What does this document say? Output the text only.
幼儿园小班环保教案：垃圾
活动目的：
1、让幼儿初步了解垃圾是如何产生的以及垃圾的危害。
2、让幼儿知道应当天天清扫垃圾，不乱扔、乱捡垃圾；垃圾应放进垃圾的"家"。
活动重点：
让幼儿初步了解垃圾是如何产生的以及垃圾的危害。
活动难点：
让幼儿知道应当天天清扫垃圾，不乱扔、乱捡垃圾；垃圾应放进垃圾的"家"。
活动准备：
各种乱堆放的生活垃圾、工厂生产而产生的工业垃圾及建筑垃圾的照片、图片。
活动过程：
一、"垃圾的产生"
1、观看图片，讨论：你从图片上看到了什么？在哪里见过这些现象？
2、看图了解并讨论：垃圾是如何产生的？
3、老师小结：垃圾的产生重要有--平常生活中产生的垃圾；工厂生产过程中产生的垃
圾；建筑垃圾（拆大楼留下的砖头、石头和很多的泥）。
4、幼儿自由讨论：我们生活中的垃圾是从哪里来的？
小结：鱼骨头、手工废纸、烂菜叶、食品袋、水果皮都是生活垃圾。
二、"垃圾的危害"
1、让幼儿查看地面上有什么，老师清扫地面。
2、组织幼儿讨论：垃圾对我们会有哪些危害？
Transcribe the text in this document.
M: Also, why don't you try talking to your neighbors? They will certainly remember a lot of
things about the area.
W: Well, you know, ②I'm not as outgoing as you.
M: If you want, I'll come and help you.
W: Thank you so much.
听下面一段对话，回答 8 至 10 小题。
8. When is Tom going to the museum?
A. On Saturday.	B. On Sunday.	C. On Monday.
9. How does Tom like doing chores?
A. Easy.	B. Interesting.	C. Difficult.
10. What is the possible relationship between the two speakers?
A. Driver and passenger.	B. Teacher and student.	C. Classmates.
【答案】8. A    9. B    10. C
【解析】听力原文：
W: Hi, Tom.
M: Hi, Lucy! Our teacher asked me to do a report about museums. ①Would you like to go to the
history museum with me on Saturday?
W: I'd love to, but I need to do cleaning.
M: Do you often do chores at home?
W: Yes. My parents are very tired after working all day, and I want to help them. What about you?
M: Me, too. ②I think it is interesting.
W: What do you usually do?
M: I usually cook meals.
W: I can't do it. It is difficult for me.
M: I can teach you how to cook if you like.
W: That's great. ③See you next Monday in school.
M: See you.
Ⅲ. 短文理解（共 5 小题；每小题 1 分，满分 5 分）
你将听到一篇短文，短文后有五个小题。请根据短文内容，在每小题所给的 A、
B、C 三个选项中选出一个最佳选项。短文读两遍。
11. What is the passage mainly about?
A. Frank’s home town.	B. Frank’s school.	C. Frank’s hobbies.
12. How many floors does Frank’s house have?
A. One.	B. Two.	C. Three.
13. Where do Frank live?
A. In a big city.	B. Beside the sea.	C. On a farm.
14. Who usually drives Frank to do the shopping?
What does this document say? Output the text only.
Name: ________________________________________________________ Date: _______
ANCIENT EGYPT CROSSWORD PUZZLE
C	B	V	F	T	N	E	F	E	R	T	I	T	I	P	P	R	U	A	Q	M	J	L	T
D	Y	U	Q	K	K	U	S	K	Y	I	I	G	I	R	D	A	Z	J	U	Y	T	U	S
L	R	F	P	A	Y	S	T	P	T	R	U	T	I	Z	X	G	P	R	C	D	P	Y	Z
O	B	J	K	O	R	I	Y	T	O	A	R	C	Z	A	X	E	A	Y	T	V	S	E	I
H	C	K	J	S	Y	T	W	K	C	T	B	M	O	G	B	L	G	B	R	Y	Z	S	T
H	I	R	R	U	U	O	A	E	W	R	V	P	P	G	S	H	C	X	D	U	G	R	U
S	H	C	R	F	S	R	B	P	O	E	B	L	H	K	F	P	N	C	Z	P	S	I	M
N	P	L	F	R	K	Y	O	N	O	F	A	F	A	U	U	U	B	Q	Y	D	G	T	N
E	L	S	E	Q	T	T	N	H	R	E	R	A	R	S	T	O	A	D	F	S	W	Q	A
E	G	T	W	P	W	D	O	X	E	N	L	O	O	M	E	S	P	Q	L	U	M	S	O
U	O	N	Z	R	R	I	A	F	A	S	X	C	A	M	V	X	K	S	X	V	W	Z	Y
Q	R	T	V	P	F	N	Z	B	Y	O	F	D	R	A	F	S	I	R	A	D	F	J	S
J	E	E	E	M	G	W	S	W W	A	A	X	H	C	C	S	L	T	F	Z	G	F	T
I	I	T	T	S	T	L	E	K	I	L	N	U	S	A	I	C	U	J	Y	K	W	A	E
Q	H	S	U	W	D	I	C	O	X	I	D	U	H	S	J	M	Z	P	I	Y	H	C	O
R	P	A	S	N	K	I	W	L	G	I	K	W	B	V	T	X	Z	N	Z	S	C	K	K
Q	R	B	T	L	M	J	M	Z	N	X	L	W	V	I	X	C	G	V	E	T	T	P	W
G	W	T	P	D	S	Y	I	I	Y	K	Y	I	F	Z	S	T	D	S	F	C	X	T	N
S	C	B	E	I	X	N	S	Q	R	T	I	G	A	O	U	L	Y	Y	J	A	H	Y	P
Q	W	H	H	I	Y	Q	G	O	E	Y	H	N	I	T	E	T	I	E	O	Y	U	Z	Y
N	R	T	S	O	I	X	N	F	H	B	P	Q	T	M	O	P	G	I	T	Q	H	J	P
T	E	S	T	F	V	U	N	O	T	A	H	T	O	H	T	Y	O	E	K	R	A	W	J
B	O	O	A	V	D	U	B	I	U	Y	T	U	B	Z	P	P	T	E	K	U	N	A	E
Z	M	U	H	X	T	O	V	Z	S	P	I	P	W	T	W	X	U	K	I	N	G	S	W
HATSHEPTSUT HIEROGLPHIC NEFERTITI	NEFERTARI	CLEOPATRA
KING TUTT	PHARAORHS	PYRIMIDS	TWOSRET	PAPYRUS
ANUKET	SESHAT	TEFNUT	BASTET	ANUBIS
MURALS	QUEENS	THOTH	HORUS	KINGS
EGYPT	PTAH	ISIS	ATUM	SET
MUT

============

● **Do this**
In the listing, find each line with the string "EGYPT" and copy it.

● **Exercise solution**
ANCIENT EGYPT CROSSWORD PUZZLE
EGYPT	PTAH	ISIS	ATUM	SET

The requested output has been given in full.